Extracted data entries
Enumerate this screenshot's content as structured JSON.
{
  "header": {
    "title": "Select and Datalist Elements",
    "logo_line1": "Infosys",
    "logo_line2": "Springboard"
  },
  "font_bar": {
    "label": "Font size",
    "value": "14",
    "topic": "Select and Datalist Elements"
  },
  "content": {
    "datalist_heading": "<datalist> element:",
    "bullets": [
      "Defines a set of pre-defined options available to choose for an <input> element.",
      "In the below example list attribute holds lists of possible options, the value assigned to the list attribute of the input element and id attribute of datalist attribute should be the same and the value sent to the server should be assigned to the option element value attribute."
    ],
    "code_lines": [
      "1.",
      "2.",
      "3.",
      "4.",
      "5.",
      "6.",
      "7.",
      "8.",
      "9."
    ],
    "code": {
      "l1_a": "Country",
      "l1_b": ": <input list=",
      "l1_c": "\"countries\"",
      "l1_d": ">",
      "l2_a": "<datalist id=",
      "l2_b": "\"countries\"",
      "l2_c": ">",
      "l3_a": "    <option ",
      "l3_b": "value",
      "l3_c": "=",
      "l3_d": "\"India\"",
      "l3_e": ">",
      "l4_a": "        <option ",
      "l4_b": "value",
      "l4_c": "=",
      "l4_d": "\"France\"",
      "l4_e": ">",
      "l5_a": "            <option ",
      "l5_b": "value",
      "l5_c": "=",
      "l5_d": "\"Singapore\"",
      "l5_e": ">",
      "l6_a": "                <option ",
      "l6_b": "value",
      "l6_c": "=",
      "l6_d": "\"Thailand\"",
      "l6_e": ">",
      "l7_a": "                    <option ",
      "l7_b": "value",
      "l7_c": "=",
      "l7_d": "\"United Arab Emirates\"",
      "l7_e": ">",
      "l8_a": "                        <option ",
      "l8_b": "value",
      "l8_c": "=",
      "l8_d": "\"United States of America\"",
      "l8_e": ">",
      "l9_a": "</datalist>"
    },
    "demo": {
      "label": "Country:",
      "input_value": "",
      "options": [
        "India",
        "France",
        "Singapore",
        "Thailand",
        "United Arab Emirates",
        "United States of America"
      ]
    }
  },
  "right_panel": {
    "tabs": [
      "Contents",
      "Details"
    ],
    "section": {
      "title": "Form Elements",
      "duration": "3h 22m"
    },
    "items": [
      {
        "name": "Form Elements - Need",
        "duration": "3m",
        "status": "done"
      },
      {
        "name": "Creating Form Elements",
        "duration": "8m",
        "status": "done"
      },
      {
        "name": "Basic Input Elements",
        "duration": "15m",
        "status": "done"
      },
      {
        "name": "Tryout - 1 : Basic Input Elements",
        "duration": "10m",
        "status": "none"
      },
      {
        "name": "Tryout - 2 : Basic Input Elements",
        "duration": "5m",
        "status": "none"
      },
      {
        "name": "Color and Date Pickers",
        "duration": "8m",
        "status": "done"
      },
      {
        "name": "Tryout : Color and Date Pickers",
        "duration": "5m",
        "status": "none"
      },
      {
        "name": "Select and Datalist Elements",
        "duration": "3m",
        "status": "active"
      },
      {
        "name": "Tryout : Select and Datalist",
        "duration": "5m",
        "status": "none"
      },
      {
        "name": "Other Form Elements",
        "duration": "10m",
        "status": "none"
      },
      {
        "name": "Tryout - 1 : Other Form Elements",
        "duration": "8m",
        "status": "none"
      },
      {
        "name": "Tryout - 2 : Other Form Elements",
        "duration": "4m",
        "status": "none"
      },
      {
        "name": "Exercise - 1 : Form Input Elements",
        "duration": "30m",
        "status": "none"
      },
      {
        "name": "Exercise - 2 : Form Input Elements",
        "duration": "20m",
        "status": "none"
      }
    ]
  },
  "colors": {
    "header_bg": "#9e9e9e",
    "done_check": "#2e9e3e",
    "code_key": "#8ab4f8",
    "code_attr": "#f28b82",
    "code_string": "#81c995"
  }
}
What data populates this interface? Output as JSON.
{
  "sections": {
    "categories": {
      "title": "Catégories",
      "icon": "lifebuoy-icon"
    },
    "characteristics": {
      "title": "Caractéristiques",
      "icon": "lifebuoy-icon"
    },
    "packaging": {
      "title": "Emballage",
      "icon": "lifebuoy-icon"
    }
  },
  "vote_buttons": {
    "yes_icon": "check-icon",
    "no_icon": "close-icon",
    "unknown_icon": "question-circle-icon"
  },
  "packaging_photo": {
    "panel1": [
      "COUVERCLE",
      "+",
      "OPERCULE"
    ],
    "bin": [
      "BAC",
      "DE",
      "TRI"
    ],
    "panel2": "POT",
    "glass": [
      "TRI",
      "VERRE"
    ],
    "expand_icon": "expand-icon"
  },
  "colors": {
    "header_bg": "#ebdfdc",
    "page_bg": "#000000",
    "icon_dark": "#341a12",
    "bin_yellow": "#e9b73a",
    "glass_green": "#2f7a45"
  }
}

◆ **WHAT THE TASK ASKS**
Copy out the lines that hold "Pickers".

◆ **COMPLETED EXERCISE**
        "name": "Color and Date Pickers",
        "name": "Tryout : Color and Date Pickers",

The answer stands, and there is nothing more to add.